> **CHALLENGE**
Scan the material that follows. Copy every line containing the word "nazariyalar".

> **DATASET RECORDS**
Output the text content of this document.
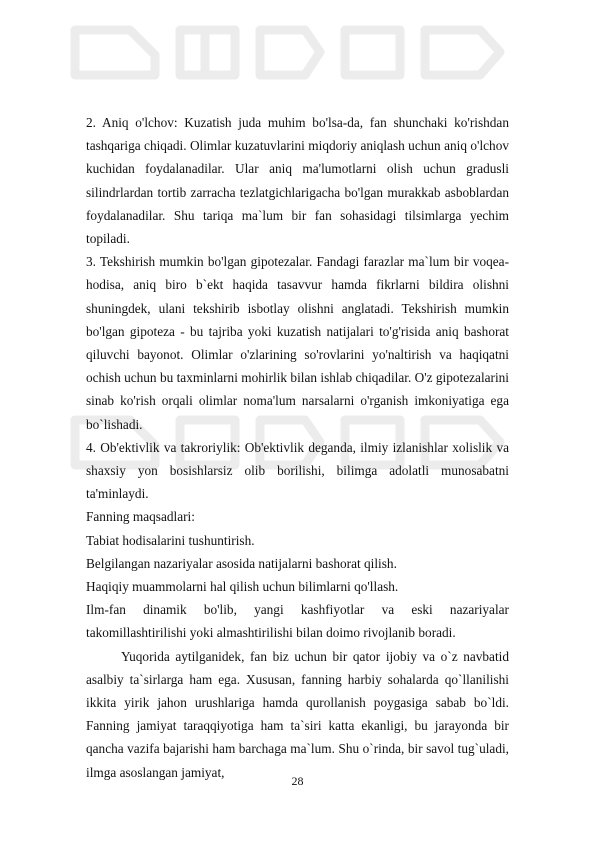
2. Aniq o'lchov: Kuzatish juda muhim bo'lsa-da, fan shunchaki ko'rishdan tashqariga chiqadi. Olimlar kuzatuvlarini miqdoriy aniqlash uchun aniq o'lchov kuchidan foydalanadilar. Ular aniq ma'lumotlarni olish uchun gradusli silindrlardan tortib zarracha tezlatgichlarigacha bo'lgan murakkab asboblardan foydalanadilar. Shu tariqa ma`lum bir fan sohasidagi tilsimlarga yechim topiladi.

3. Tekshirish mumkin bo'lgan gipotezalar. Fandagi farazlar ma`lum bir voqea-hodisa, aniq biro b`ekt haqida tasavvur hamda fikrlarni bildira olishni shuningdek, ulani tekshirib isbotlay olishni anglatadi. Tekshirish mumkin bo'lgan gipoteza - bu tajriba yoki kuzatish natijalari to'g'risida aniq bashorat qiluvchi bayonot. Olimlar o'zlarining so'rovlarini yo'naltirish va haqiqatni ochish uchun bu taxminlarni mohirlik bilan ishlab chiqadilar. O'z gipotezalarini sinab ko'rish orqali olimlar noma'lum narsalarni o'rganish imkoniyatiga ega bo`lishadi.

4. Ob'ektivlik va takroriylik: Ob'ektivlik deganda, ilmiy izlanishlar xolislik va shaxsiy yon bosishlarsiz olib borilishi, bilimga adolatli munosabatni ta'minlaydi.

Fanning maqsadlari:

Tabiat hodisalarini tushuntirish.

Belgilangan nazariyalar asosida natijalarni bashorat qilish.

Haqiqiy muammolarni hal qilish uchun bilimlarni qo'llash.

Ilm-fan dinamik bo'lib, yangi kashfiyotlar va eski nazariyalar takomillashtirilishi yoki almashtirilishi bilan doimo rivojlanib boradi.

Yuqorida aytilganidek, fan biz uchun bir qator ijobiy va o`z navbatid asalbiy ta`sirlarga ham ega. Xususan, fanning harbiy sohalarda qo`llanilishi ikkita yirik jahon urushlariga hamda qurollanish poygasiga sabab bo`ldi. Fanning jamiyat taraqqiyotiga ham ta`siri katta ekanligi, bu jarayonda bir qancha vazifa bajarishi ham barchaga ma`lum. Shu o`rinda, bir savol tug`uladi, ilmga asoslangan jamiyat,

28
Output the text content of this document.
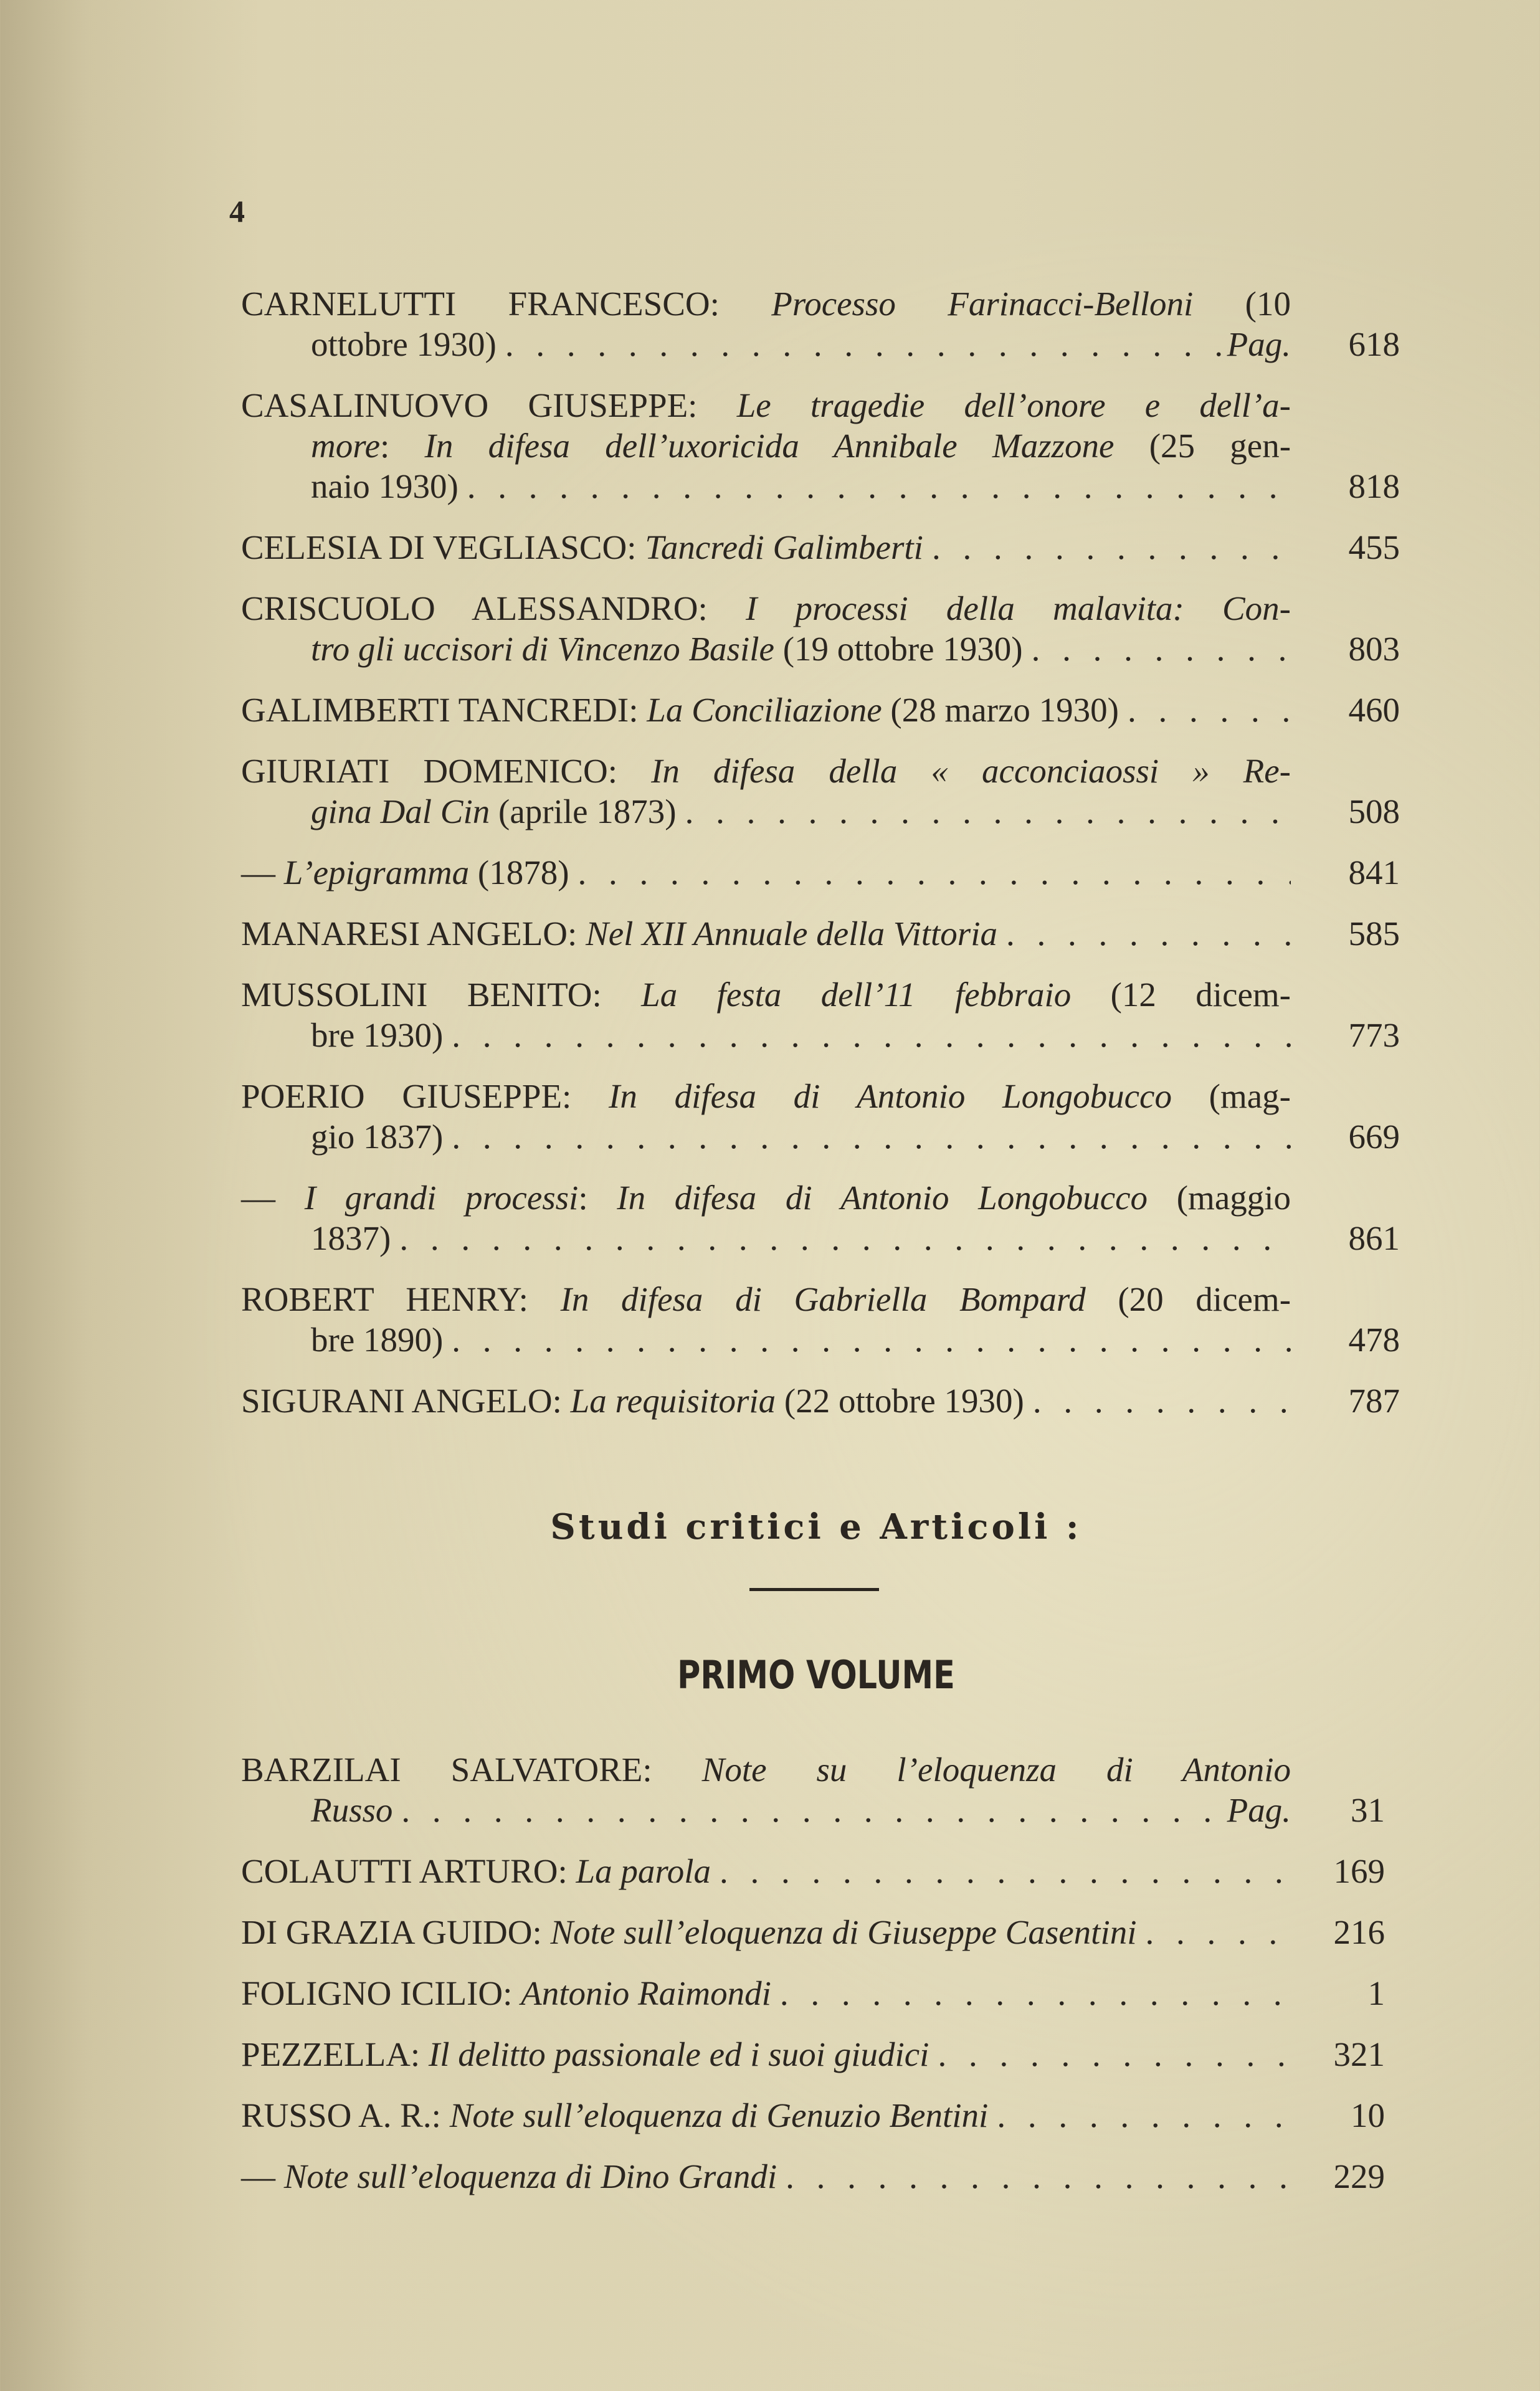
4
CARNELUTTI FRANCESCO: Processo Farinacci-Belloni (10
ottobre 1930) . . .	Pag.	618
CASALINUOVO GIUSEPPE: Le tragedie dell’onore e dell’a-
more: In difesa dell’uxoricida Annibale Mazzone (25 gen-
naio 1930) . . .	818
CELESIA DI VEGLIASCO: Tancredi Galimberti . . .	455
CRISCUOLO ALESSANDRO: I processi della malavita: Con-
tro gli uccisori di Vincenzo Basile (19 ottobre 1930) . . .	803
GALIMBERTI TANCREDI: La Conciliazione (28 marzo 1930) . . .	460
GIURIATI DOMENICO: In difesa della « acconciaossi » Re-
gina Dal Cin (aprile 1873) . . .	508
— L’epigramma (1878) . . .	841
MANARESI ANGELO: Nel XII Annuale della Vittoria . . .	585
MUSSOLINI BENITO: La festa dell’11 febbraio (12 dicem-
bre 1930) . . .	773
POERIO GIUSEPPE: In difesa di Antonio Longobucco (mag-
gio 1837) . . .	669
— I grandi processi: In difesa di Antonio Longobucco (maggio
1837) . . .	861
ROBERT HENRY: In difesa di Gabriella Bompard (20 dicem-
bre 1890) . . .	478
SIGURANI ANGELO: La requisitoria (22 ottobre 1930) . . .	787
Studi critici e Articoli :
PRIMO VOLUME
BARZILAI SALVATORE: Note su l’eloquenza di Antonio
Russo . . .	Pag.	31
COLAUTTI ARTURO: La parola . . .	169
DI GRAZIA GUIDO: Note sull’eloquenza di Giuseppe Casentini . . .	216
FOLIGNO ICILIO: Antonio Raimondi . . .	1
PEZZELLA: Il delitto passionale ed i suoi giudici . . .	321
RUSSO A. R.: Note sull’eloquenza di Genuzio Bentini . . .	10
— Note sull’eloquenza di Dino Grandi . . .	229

> **RIGHT ANSWER**
Belgilangan nazariyalar asosida natijalarni bashorat qilish.
Ilm-fan dinamik bo'lib, yangi kashfiyotlar va eski nazariyalar takomillashtirilishi yoki almashtirilishi bilan doimo rivojlanib boradi.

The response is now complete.